REQUEST: Pull out each line of the records holding the string "icon".

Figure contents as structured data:
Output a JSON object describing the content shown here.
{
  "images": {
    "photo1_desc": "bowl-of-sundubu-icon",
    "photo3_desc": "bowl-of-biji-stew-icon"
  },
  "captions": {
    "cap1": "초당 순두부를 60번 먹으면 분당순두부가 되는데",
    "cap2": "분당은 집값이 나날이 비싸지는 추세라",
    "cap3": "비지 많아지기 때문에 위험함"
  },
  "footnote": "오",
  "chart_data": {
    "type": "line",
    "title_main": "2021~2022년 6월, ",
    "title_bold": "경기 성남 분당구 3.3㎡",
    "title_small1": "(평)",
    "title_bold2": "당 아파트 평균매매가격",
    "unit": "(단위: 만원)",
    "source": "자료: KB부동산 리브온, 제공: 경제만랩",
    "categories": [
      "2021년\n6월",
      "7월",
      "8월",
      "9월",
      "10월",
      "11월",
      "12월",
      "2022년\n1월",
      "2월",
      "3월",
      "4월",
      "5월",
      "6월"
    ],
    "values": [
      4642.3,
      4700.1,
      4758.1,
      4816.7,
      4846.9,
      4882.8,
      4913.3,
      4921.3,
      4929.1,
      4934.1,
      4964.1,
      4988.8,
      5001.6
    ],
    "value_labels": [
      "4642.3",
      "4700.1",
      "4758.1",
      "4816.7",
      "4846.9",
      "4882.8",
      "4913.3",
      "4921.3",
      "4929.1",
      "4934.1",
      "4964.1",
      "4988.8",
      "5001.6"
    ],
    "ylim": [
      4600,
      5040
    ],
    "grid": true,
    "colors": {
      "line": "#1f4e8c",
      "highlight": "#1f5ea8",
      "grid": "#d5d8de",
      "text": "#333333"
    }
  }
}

RESULT FOR THIS EXERCISE:
    "photo1_desc": "bowl-of-sundubu-icon",
    "photo3_desc": "bowl-of-biji-stew-icon"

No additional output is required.